Stated goal
Set out every line bearing the string "Length".

Collected data entries
* * *

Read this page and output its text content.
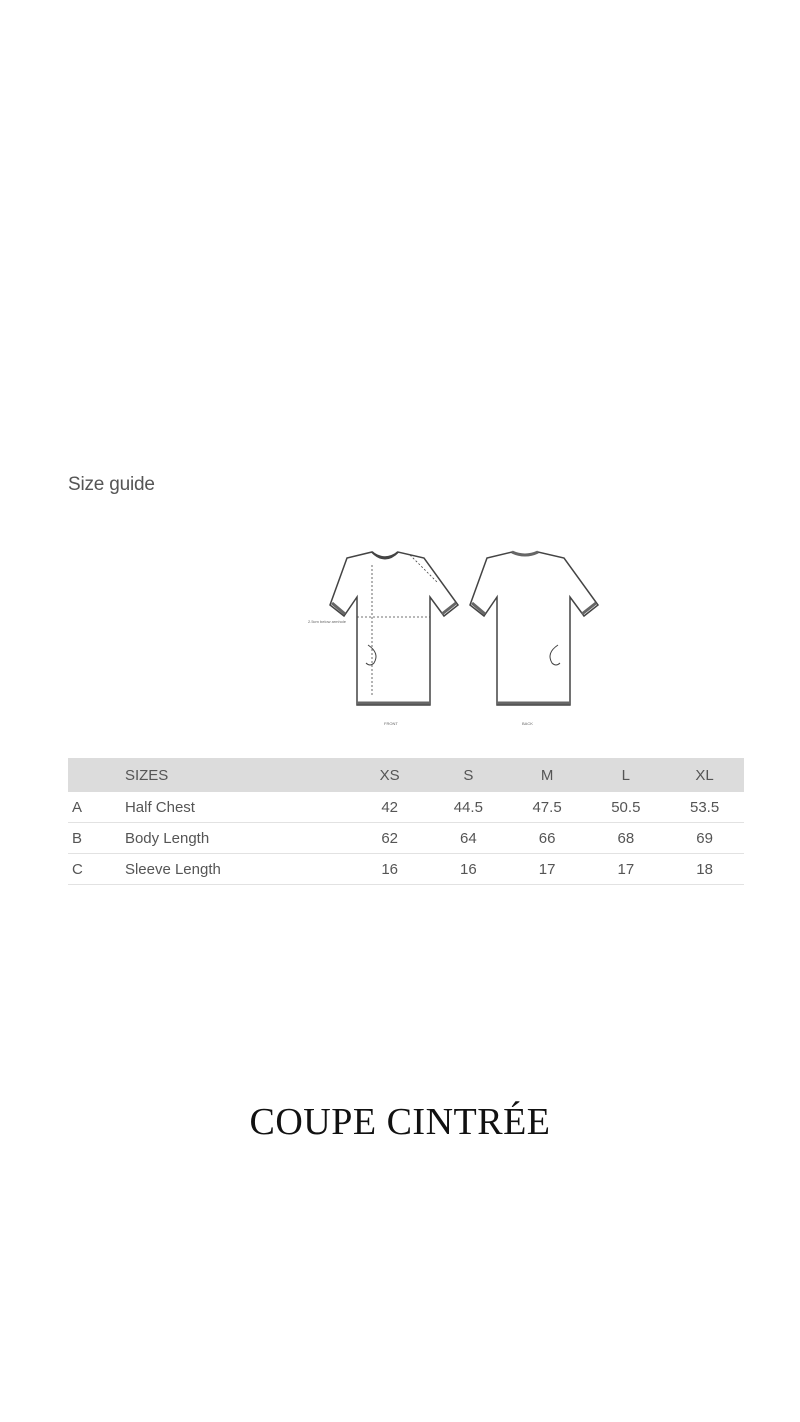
Size guide
2.5cm below armhole
FRONT	BACK
	SIZES	XS	S	M	L	XL
A	Half Chest	42	44.5	47.5	50.5	53.5
B	Body Length	62	64	66	68	69
C	Sleeve Length	16	16	17	17	18
COUPE CINTRÉE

* * *

Complete answer
B	Body Length	62	64	66	68	69
C	Sleeve Length	16	16	17	17	18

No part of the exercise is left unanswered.